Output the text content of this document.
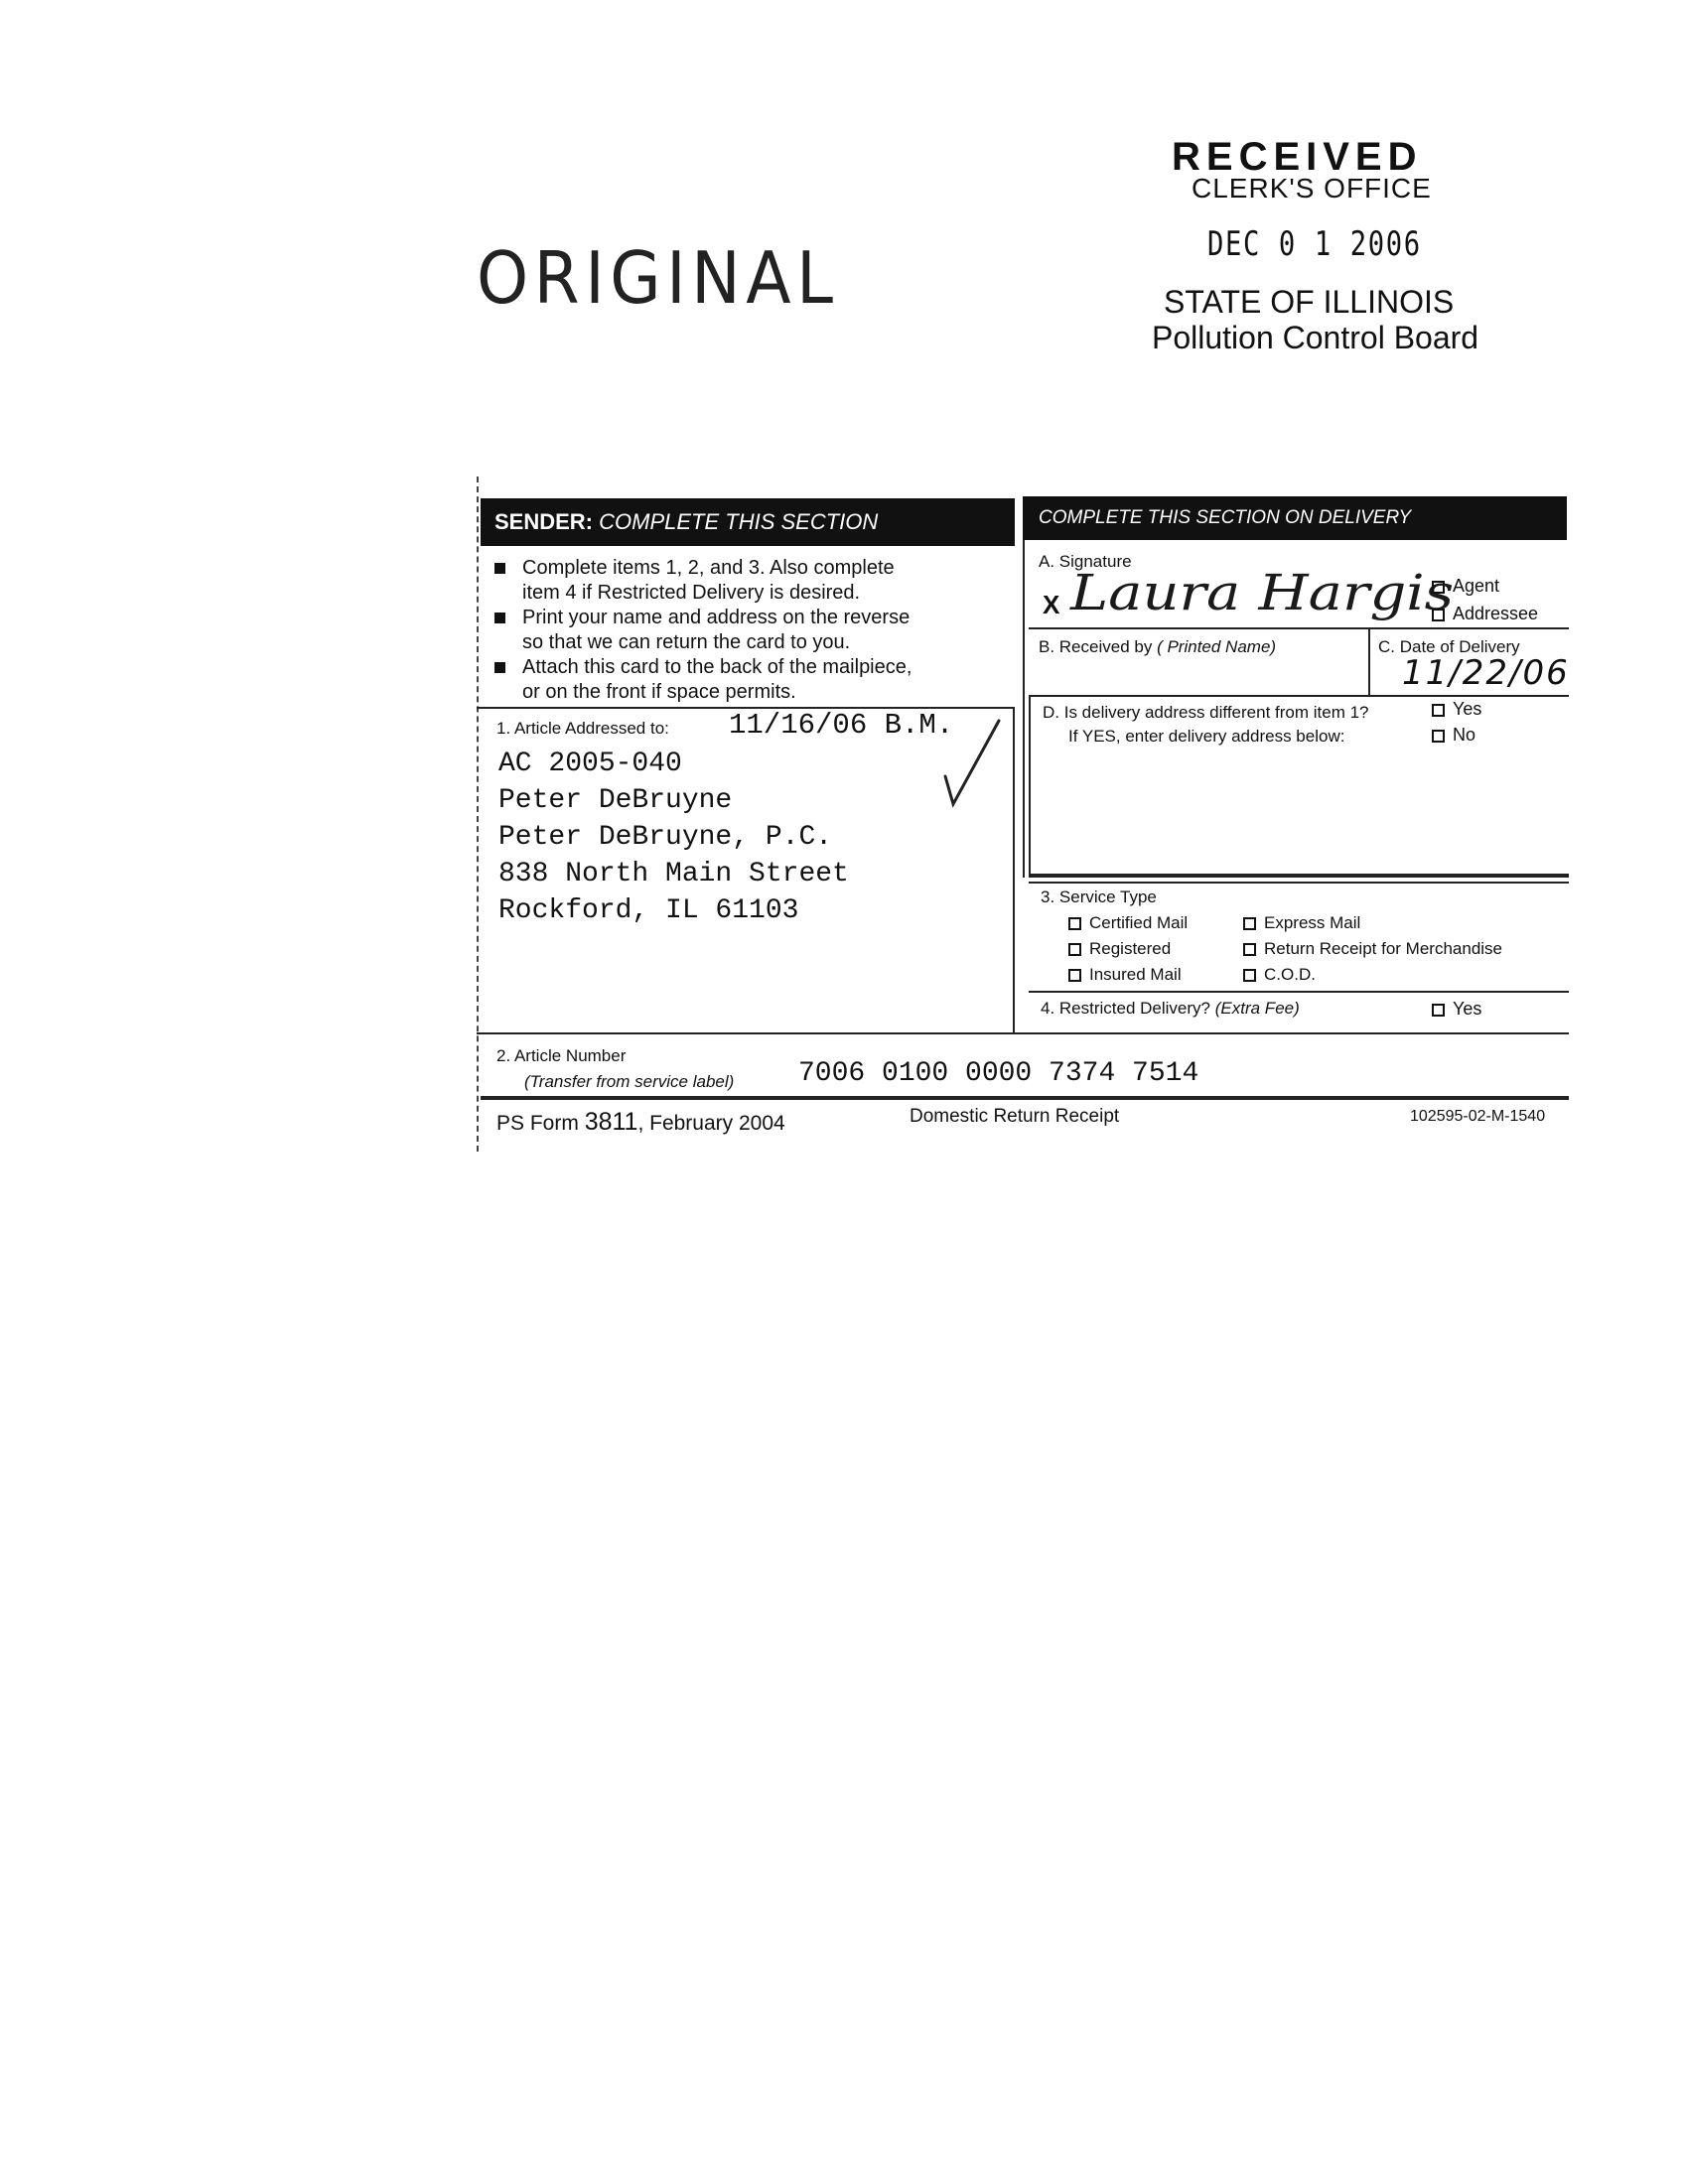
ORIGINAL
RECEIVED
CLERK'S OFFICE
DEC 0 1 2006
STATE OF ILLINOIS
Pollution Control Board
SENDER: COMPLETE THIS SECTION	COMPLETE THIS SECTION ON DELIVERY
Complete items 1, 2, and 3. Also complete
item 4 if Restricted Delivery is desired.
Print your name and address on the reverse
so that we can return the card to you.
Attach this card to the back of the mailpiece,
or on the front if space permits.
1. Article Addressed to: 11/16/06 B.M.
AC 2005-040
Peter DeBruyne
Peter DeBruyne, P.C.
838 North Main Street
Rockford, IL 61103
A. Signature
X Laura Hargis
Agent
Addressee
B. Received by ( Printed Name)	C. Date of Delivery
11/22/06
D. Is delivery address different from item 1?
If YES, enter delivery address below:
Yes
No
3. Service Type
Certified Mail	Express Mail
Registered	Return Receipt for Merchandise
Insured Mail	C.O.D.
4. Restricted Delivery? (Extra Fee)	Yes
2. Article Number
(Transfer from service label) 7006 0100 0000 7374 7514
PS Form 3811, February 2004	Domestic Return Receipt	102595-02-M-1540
---
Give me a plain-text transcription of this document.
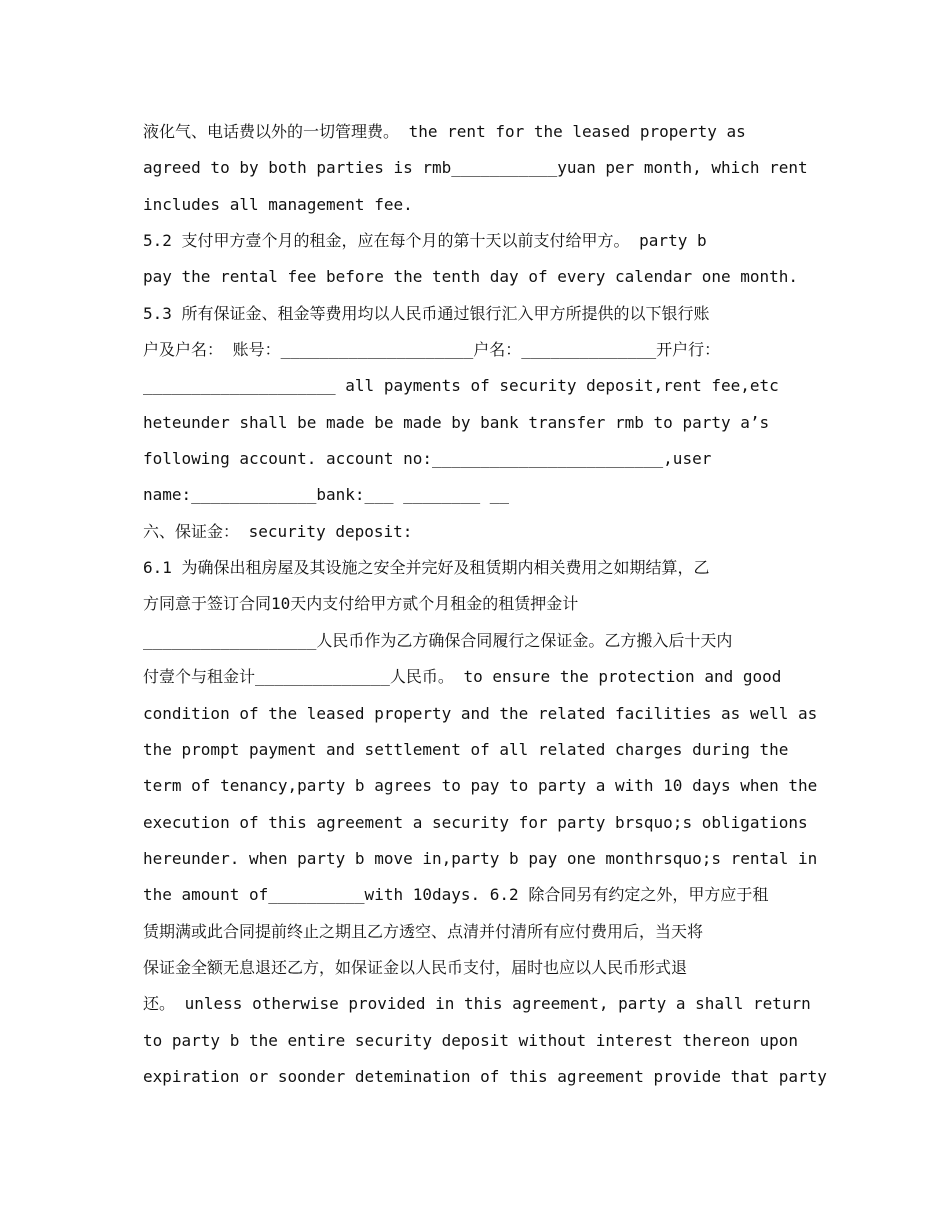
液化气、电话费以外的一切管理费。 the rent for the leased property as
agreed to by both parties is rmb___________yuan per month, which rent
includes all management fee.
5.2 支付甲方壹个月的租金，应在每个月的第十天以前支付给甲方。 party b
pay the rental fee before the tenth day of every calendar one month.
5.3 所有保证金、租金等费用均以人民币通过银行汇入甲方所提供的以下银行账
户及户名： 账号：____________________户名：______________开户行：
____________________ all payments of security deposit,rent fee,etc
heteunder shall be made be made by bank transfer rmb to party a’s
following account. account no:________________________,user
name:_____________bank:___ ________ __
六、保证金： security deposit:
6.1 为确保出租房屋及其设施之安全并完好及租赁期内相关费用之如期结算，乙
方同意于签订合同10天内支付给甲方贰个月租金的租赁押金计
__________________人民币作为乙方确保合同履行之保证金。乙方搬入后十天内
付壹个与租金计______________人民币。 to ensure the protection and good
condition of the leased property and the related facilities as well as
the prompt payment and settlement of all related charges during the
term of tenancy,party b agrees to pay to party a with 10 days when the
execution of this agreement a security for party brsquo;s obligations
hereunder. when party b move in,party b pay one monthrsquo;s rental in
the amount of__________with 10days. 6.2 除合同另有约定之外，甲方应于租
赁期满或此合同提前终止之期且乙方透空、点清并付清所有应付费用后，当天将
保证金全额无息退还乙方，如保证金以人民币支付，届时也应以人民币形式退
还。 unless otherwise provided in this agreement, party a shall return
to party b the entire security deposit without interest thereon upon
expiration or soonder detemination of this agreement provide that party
==
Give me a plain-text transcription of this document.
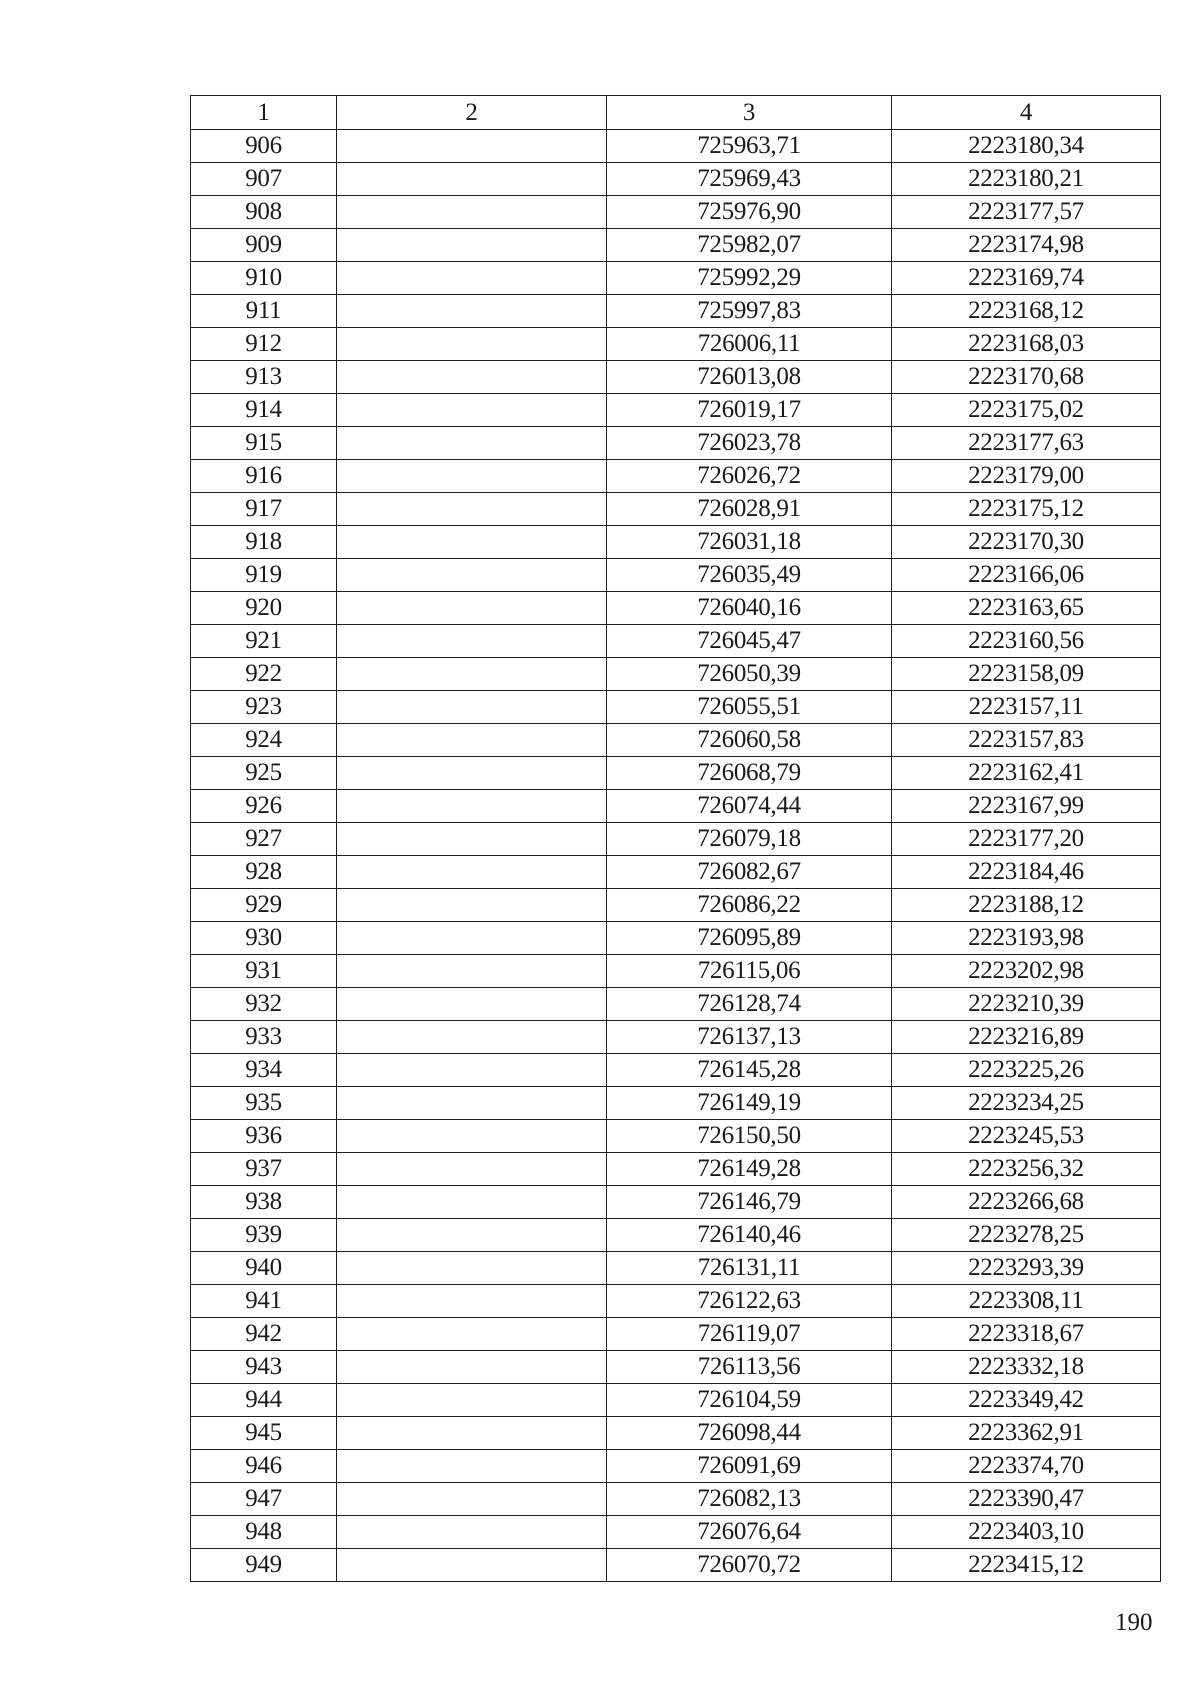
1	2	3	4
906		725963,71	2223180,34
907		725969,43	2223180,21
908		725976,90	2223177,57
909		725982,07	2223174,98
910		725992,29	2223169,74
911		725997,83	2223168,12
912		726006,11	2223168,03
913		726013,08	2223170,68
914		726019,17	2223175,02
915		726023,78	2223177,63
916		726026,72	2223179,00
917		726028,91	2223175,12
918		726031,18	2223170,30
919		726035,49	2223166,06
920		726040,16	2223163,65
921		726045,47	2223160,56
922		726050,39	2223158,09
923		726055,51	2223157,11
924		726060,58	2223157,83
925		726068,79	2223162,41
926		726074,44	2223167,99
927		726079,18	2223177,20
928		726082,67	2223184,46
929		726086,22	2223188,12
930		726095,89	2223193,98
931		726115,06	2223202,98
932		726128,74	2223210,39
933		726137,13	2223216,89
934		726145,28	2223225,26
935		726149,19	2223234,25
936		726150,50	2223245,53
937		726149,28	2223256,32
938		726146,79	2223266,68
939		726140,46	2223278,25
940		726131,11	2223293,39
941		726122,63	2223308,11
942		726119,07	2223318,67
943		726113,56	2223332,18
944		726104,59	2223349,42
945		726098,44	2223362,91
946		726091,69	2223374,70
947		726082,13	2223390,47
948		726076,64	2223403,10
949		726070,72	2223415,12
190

• Given exercise: Give the count of lines holding the word "leased", with no other words.

• The completed task: 2